§ REQUIRED TASK: Show all lines holding "jobs".

§ RECORDS FOR THIS TASK:
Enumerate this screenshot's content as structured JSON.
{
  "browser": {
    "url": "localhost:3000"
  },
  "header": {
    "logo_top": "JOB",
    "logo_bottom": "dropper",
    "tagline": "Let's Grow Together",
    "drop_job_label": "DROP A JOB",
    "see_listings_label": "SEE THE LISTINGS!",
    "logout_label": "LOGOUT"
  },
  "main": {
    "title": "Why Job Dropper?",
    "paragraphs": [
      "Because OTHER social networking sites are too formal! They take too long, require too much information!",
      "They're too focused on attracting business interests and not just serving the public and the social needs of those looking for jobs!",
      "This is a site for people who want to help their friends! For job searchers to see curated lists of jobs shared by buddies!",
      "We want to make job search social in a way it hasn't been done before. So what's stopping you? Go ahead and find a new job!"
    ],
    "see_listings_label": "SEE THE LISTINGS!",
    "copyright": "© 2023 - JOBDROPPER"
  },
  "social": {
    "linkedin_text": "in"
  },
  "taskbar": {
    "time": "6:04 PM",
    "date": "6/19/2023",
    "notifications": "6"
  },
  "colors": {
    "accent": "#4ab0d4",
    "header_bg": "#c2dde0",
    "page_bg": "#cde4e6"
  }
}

§ TASK RESULT:
      "They're too focused on attracting business interests and not just serving the public and the social needs of those looking for jobs!",
      "This is a site for people who want to help their friends! For job searchers to see curated lists of jobs shared by buddies!",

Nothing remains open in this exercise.